Exploration and evaluation assets 

The application of the Company's accounting policy for exploration and
evaluation assets requires the Company to make certain judgments as to future
events and circumstances as to whether economic quantities of reserves will be
found so as to assess if technical feasibility and commercial viability has been
achieved.


Deferred taxes 

Judgments are made by the Company to determine the likelihood of whether
deferred income tax assets at the end of the reporting period will be realized
from future taxable earnings.


Significant estimates

The following are key estimates and assumptions made by the Company affecting
the measurement of balances and transactions in the consolidated financial
statements.


Recoverability of asset carrying values 

The recoverability of development and production asset carrying values is
assessed at a CGU level. The key estimates used in the determination of cash
flows from oil and natural gas reserves include the following:




i.  Reserves - Assumptions that are valid at the time of reserve estimation
    may change significantly when new information becomes available. Changes
    in forward price estimates, production costs, or recovery rates may
    change the economic status of reserves and may ultimately result in
    reserves being restated. 
ii. Oil and natural gas prices - Forward price estimates are used in the
    cash flow model. Commodity prices can fluctuate for a variety of reasons
    including supply and demand fundamentals, inventory levels, exchange
    rates, weather, and economic and geopolitical factors.

→ Instructions:
**1)** Answer these questions from the accounting notes:
(a) At what level is the recoverability of development and production asset carrying values assessed?
(b) What do the Company's judgments on deferred taxes determine?
(c) Which changes may alter the economic status of reserves?
**2)** For each statement, say whether the accounting notes support it, answering yes or no and quoting the words that settle it:
(a) Forward price estimates are used in the cash flow model.
(b) The recoverability of development and production asset carrying values is assessed for each individual well.
(c) Weather is given as one reason commodity prices can fluctuate.

→ Recorded information:
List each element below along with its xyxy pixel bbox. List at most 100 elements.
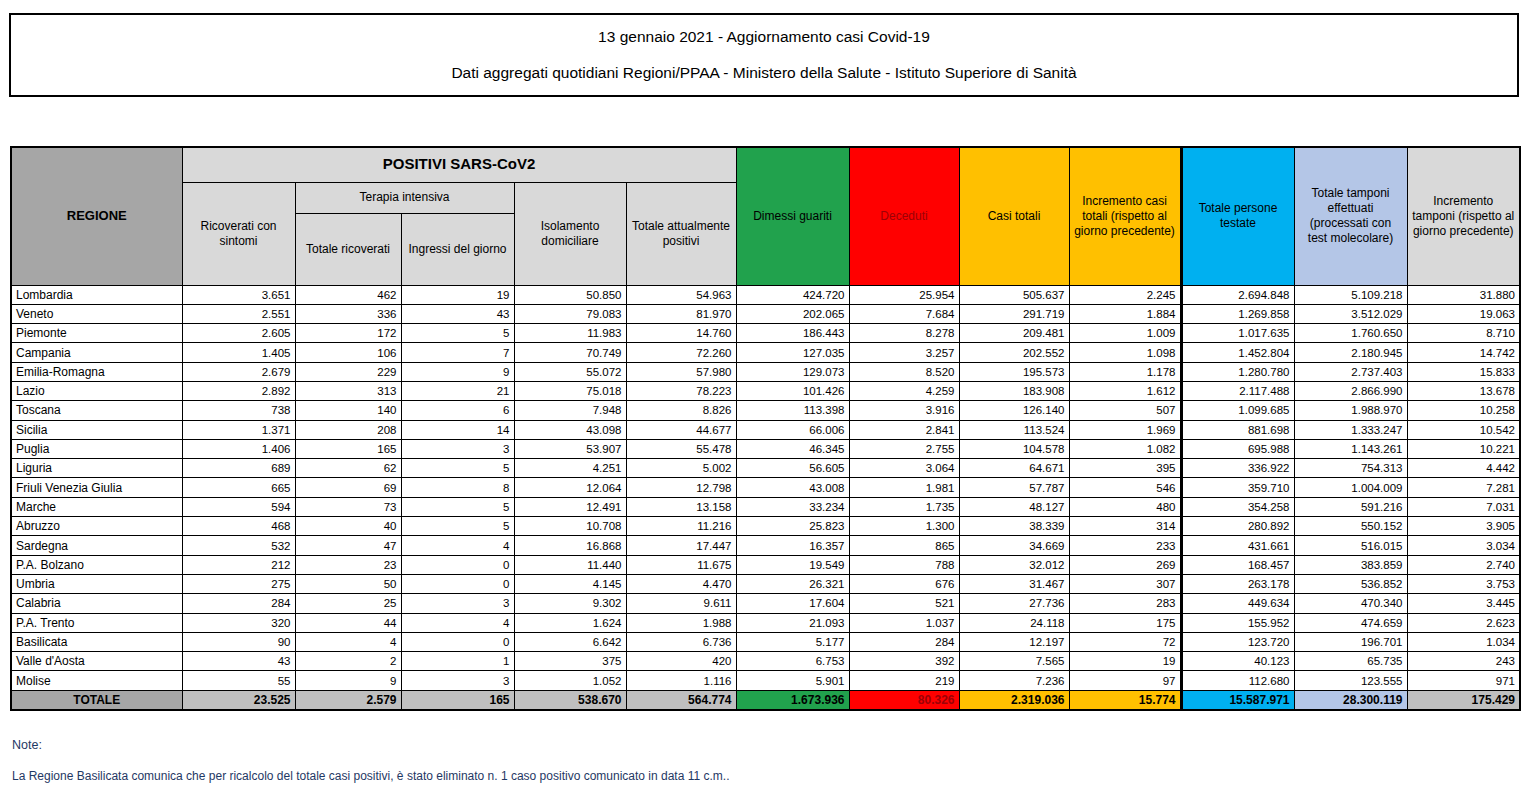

→ Solutions for each task:
**1)**
(a) A CGU level.
(b) The likelihood of whether deferred income tax assets at the end of the reporting period will be realized from future taxable earnings.
(c) Changes in forward price estimates, production costs, or recovery rates.

**2)**
(a) Yes: "Forward price estimates are used in the cash flow model."
(b) No: "The recoverability of development and production asset carrying values is assessed at a CGU level."
(c) Yes: "exchange rates, weather, and economic and geopolitical factors"